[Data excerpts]
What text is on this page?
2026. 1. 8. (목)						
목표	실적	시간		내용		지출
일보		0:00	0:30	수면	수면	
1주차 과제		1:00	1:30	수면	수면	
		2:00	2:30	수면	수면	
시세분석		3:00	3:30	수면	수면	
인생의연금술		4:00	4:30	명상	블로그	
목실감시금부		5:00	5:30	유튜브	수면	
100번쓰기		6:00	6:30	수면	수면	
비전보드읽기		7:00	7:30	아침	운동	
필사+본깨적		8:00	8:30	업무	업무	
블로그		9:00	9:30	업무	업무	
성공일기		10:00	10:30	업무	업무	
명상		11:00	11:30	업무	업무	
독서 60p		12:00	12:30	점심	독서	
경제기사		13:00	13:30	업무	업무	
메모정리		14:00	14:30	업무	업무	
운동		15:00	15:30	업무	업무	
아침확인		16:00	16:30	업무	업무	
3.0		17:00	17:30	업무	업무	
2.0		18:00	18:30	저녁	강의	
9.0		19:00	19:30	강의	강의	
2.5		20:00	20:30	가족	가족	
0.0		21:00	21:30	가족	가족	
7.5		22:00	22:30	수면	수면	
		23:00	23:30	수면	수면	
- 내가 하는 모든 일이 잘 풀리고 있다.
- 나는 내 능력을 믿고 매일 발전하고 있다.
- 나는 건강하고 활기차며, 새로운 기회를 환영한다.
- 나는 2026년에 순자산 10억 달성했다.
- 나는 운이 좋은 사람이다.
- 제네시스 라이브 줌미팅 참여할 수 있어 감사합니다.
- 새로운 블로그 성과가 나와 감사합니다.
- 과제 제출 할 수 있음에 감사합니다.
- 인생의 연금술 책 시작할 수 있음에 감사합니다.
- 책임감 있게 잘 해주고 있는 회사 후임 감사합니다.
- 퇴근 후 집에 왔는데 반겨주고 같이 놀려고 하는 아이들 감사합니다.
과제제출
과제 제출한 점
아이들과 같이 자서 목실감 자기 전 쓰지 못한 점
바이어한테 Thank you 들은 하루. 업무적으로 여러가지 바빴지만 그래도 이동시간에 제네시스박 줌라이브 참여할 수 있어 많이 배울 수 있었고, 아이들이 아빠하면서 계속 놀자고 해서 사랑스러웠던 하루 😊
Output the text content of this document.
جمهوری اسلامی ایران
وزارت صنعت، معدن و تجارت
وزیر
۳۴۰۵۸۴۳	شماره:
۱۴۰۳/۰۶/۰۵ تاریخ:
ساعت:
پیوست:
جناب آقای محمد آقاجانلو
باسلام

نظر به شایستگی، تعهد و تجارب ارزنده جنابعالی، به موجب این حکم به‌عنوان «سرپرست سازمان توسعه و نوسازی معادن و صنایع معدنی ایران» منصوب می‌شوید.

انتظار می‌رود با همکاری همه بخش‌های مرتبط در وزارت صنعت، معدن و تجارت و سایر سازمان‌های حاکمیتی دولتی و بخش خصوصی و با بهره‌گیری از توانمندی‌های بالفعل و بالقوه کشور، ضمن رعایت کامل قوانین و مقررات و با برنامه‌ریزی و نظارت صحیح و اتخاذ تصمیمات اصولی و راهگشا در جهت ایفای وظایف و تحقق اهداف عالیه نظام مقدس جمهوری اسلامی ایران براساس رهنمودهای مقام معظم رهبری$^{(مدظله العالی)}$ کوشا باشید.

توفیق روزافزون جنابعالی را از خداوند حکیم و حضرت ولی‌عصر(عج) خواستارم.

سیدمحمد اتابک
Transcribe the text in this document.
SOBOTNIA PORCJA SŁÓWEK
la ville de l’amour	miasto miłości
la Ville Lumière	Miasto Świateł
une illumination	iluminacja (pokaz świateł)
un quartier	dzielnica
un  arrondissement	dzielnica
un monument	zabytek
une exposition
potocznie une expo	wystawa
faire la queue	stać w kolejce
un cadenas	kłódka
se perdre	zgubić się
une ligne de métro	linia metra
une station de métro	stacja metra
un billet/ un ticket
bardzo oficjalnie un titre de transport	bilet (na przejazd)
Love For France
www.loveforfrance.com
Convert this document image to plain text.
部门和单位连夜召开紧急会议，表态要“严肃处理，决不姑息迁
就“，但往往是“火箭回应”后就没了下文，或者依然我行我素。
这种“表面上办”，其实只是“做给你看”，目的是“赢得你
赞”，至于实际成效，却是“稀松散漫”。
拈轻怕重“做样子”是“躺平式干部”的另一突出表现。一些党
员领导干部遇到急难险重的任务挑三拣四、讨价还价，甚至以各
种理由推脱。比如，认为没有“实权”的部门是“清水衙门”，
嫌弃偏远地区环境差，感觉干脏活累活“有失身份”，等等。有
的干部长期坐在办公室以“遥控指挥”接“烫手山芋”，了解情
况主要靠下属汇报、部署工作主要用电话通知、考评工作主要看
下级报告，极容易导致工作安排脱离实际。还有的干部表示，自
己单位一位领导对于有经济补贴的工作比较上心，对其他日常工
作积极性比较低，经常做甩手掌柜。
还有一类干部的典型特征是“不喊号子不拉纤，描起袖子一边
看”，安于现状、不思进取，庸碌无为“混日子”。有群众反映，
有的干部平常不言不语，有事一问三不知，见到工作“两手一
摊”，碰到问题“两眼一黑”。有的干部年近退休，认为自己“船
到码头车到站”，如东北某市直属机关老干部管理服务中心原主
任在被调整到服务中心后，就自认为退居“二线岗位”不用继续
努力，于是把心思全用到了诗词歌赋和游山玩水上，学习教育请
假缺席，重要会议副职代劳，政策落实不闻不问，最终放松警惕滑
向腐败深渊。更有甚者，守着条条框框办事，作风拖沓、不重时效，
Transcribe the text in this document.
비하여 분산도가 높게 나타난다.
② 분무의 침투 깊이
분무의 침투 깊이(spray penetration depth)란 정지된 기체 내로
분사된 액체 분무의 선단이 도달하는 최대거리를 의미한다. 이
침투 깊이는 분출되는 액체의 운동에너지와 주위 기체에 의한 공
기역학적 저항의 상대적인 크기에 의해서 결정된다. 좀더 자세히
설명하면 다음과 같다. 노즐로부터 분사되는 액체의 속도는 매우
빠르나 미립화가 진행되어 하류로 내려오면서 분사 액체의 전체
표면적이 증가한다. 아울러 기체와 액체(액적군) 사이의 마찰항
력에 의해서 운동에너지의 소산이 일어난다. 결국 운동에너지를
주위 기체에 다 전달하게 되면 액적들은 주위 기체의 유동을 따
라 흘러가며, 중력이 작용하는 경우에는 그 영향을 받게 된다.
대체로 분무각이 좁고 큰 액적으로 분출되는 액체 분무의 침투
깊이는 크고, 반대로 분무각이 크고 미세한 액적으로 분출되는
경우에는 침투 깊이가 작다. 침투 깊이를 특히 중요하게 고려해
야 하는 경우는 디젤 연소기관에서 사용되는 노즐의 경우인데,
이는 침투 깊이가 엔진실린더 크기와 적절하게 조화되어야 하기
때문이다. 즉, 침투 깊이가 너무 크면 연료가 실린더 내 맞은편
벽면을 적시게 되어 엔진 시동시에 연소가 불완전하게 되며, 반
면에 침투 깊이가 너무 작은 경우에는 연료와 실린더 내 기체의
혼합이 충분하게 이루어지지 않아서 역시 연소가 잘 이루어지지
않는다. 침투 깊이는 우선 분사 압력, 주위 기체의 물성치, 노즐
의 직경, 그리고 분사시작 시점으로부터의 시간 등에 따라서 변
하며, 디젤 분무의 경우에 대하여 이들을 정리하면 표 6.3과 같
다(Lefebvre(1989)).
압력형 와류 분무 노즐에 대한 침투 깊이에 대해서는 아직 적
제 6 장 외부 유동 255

> [TASK TO COMPLETE] Reproduce the full listing above, character for character.

> [TASK RESULT]
What text is on this page?
2026. 1. 8. (목)						
목표	실적	시간		내용		지출
일보		0:00	0:30	수면	수면	
1주차 과제		1:00	1:30	수면	수면	
		2:00	2:30	수면	수면	
시세분석		3:00	3:30	수면	수면	
인생의연금술		4:00	4:30	명상	블로그	
목실감시금부		5:00	5:30	유튜브	수면	
100번쓰기		6:00	6:30	수면	수면	
비전보드읽기		7:00	7:30	아침	운동	
필사+본깨적		8:00	8:30	업무	업무	
블로그		9:00	9:30	업무	업무	
성공일기		10:00	10:30	업무	업무	
명상		11:00	11:30	업무	업무	
독서 60p		12:00	12:30	점심	독서	
경제기사		13:00	13:30	업무	업무	
메모정리		14:00	14:30	업무	업무	
운동		15:00	15:30	업무	업무	
아침확인		16:00	16:30	업무	업무	
3.0		17:00	17:30	업무	업무	
2.0		18:00	18:30	저녁	강의	
9.0		19:00	19:30	강의	강의	
2.5		20:00	20:30	가족	가족	
0.0		21:00	21:30	가족	가족	
7.5		22:00	22:30	수면	수면	
		23:00	23:30	수면	수면	
- 내가 하는 모든 일이 잘 풀리고 있다.
- 나는 내 능력을 믿고 매일 발전하고 있다.
- 나는 건강하고 활기차며, 새로운 기회를 환영한다.
- 나는 2026년에 순자산 10억 달성했다.
- 나는 운이 좋은 사람이다.
- 제네시스 라이브 줌미팅 참여할 수 있어 감사합니다.
- 새로운 블로그 성과가 나와 감사합니다.
- 과제 제출 할 수 있음에 감사합니다.
- 인생의 연금술 책 시작할 수 있음에 감사합니다.
- 책임감 있게 잘 해주고 있는 회사 후임 감사합니다.
- 퇴근 후 집에 왔는데 반겨주고 같이 놀려고 하는 아이들 감사합니다.
과제제출
과제 제출한 점
아이들과 같이 자서 목실감 자기 전 쓰지 못한 점
바이어한테 Thank you 들은 하루. 업무적으로 여러가지 바빴지만 그래도 이동시간에 제네시스박 줌라이브 참여할 수 있어 많이 배울 수 있었고, 아이들이 아빠하면서 계속 놀자고 해서 사랑스러웠던 하루 😊
Output the text content of this document.
جمهوری اسلامی ایران
وزارت صنعت، معدن و تجارت
وزیر
۳۴۰۵۸۴۳	شماره:
۱۴۰۳/۰۶/۰۵ تاریخ:
ساعت:
پیوست:
جناب آقای محمد آقاجانلو
باسلام

نظر به شایستگی، تعهد و تجارب ارزنده جنابعالی، به موجب این حکم به‌عنوان «سرپرست سازمان توسعه و نوسازی معادن و صنایع معدنی ایران» منصوب می‌شوید.

انتظار می‌رود با همکاری همه بخش‌های مرتبط در وزارت صنعت، معدن و تجارت و سایر سازمان‌های حاکمیتی دولتی و بخش خصوصی و با بهره‌گیری از توانمندی‌های بالفعل و بالقوه کشور، ضمن رعایت کامل قوانین و مقررات و با برنامه‌ریزی و نظارت صحیح و اتخاذ تصمیمات اصولی و راهگشا در جهت ایفای وظایف و تحقق اهداف عالیه نظام مقدس جمهوری اسلامی ایران براساس رهنمودهای مقام معظم رهبری$^{(مدظله العالی)}$ کوشا باشید.

توفیق روزافزون جنابعالی را از خداوند حکیم و حضرت ولی‌عصر(عج) خواستارم.

سیدمحمد اتابک
Transcribe the text in this document.
SOBOTNIA PORCJA SŁÓWEK
la ville de l’amour	miasto miłości
la Ville Lumière	Miasto Świateł
une illumination	iluminacja (pokaz świateł)
un quartier	dzielnica
un  arrondissement	dzielnica
un monument	zabytek
une exposition
potocznie une expo	wystawa
faire la queue	stać w kolejce
un cadenas	kłódka
se perdre	zgubić się
une ligne de métro	linia metra
une station de métro	stacja metra
un billet/ un ticket
bardzo oficjalnie un titre de transport	bilet (na przejazd)
Love For France
www.loveforfrance.com
Convert this document image to plain text.
部门和单位连夜召开紧急会议，表态要“严肃处理，决不姑息迁
就“，但往往是“火箭回应”后就没了下文，或者依然我行我素。
这种“表面上办”，其实只是“做给你看”，目的是“赢得你
赞”，至于实际成效，却是“稀松散漫”。
拈轻怕重“做样子”是“躺平式干部”的另一突出表现。一些党
员领导干部遇到急难险重的任务挑三拣四、讨价还价，甚至以各
种理由推脱。比如，认为没有“实权”的部门是“清水衙门”，
嫌弃偏远地区环境差，感觉干脏活累活“有失身份”，等等。有
的干部长期坐在办公室以“遥控指挥”接“烫手山芋”，了解情
况主要靠下属汇报、部署工作主要用电话通知、考评工作主要看
下级报告，极容易导致工作安排脱离实际。还有的干部表示，自
己单位一位领导对于有经济补贴的工作比较上心，对其他日常工
作积极性比较低，经常做甩手掌柜。
还有一类干部的典型特征是“不喊号子不拉纤，描起袖子一边
看”，安于现状、不思进取，庸碌无为“混日子”。有群众反映，
有的干部平常不言不语，有事一问三不知，见到工作“两手一
摊”，碰到问题“两眼一黑”。有的干部年近退休，认为自己“船
到码头车到站”，如东北某市直属机关老干部管理服务中心原主
任在被调整到服务中心后，就自认为退居“二线岗位”不用继续
努力，于是把心思全用到了诗词歌赋和游山玩水上，学习教育请
假缺席，重要会议副职代劳，政策落实不闻不问，最终放松警惕滑
向腐败深渊。更有甚者，守着条条框框办事，作风拖沓、不重时效，
Transcribe the text in this document.
비하여 분산도가 높게 나타난다.
② 분무의 침투 깊이
분무의 침투 깊이(spray penetration depth)란 정지된 기체 내로
분사된 액체 분무의 선단이 도달하는 최대거리를 의미한다. 이
침투 깊이는 분출되는 액체의 운동에너지와 주위 기체에 의한 공
기역학적 저항의 상대적인 크기에 의해서 결정된다. 좀더 자세히
설명하면 다음과 같다. 노즐로부터 분사되는 액체의 속도는 매우
빠르나 미립화가 진행되어 하류로 내려오면서 분사 액체의 전체
표면적이 증가한다. 아울러 기체와 액체(액적군) 사이의 마찰항
력에 의해서 운동에너지의 소산이 일어난다. 결국 운동에너지를
주위 기체에 다 전달하게 되면 액적들은 주위 기체의 유동을 따
라 흘러가며, 중력이 작용하는 경우에는 그 영향을 받게 된다.
대체로 분무각이 좁고 큰 액적으로 분출되는 액체 분무의 침투
깊이는 크고, 반대로 분무각이 크고 미세한 액적으로 분출되는
경우에는 침투 깊이가 작다. 침투 깊이를 특히 중요하게 고려해
야 하는 경우는 디젤 연소기관에서 사용되는 노즐의 경우인데,
이는 침투 깊이가 엔진실린더 크기와 적절하게 조화되어야 하기
때문이다. 즉, 침투 깊이가 너무 크면 연료가 실린더 내 맞은편
벽면을 적시게 되어 엔진 시동시에 연소가 불완전하게 되며, 반
면에 침투 깊이가 너무 작은 경우에는 연료와 실린더 내 기체의
혼합이 충분하게 이루어지지 않아서 역시 연소가 잘 이루어지지
않는다. 침투 깊이는 우선 분사 압력, 주위 기체의 물성치, 노즐
의 직경, 그리고 분사시작 시점으로부터의 시간 등에 따라서 변
하며, 디젤 분무의 경우에 대하여 이들을 정리하면 표 6.3과 같
다(Lefebvre(1989)).
압력형 와류 분무 노즐에 대한 침투 깊이에 대해서는 아직 적
제 6 장 외부 유동 255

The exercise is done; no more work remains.